_Problem statement_
Could you extract every entry below and reproduce it exactly?

Dataset entries on figures:
====================

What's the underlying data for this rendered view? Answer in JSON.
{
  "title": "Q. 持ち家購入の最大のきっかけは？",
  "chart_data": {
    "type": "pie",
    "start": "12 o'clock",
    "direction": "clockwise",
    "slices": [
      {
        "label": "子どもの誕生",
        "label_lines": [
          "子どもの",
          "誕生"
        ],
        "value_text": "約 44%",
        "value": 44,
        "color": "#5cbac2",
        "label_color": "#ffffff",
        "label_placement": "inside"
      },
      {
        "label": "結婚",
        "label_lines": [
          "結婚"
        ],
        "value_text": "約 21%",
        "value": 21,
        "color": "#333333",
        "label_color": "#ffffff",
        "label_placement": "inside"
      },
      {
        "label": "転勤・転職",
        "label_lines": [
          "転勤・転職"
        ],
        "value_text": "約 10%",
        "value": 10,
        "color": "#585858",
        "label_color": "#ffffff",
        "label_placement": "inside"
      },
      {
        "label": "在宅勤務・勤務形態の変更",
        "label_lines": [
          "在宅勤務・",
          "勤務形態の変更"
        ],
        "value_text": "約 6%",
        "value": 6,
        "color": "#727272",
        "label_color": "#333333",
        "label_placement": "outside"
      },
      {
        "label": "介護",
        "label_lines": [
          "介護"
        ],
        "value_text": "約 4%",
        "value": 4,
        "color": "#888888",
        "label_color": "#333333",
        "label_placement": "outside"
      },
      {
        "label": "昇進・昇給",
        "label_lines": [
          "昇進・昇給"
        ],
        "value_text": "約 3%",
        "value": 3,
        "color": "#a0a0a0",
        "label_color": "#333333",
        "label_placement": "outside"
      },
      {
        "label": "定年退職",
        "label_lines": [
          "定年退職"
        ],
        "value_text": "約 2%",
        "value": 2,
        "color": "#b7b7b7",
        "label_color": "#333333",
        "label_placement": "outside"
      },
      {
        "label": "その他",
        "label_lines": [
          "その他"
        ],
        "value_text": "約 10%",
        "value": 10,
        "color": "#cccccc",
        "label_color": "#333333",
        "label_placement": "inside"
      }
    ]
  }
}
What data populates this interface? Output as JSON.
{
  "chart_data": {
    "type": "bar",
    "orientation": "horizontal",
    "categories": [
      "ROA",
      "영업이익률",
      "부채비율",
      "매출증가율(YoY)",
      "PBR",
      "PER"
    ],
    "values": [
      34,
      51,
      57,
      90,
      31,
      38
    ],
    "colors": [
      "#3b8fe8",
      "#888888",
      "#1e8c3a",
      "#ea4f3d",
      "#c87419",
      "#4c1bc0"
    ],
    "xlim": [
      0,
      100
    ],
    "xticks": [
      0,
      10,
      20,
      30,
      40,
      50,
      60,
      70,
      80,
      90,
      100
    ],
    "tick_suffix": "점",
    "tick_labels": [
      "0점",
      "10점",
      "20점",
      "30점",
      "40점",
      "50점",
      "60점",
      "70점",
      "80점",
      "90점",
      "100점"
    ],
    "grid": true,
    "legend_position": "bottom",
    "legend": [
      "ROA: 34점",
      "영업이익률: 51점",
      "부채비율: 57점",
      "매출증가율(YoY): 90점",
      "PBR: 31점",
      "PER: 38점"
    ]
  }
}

====================

_Solution to this exercise_
What's the underlying data for this rendered view? Answer in JSON.
{
  "title": "Q. 持ち家購入の最大のきっかけは？",
  "chart_data": {
    "type": "pie",
    "start": "12 o'clock",
    "direction": "clockwise",
    "slices": [
      {
        "label": "子どもの誕生",
        "label_lines": [
          "子どもの",
          "誕生"
        ],
        "value_text": "約 44%",
        "value": 44,
        "color": "#5cbac2",
        "label_color": "#ffffff",
        "label_placement": "inside"
      },
      {
        "label": "結婚",
        "label_lines": [
          "結婚"
        ],
        "value_text": "約 21%",
        "value": 21,
        "color": "#333333",
        "label_color": "#ffffff",
        "label_placement": "inside"
      },
      {
        "label": "転勤・転職",
        "label_lines": [
          "転勤・転職"
        ],
        "value_text": "約 10%",
        "value": 10,
        "color": "#585858",
        "label_color": "#ffffff",
        "label_placement": "inside"
      },
      {
        "label": "在宅勤務・勤務形態の変更",
        "label_lines": [
          "在宅勤務・",
          "勤務形態の変更"
        ],
        "value_text": "約 6%",
        "value": 6,
        "color": "#727272",
        "label_color": "#333333",
        "label_placement": "outside"
      },
      {
        "label": "介護",
        "label_lines": [
          "介護"
        ],
        "value_text": "約 4%",
        "value": 4,
        "color": "#888888",
        "label_color": "#333333",
        "label_placement": "outside"
      },
      {
        "label": "昇進・昇給",
        "label_lines": [
          "昇進・昇給"
        ],
        "value_text": "約 3%",
        "value": 3,
        "color": "#a0a0a0",
        "label_color": "#333333",
        "label_placement": "outside"
      },
      {
        "label": "定年退職",
        "label_lines": [
          "定年退職"
        ],
        "value_text": "約 2%",
        "value": 2,
        "color": "#b7b7b7",
        "label_color": "#333333",
        "label_placement": "outside"
      },
      {
        "label": "その他",
        "label_lines": [
          "その他"
        ],
        "value_text": "約 10%",
        "value": 10,
        "color": "#cccccc",
        "label_color": "#333333",
        "label_placement": "inside"
      }
    ]
  }
}
What data populates this interface? Output as JSON.
{
  "chart_data": {
    "type": "bar",
    "orientation": "horizontal",
    "categories": [
      "ROA",
      "영업이익률",
      "부채비율",
      "매출증가율(YoY)",
      "PBR",
      "PER"
    ],
    "values": [
      34,
      51,
      57,
      90,
      31,
      38
    ],
    "colors": [
      "#3b8fe8",
      "#888888",
      "#1e8c3a",
      "#ea4f3d",
      "#c87419",
      "#4c1bc0"
    ],
    "xlim": [
      0,
      100
    ],
    "xticks": [
      0,
      10,
      20,
      30,
      40,
      50,
      60,
      70,
      80,
      90,
      100
    ],
    "tick_suffix": "점",
    "tick_labels": [
      "0점",
      "10점",
      "20점",
      "30점",
      "40점",
      "50점",
      "60점",
      "70점",
      "80점",
      "90점",
      "100점"
    ],
    "grid": true,
    "legend_position": "bottom",
    "legend": [
      "ROA: 34점",
      "영업이익률: 51점",
      "부채비율: 57점",
      "매출증가율(YoY): 90점",
      "PBR: 31점",
      "PER: 38점"
    ]
  }
}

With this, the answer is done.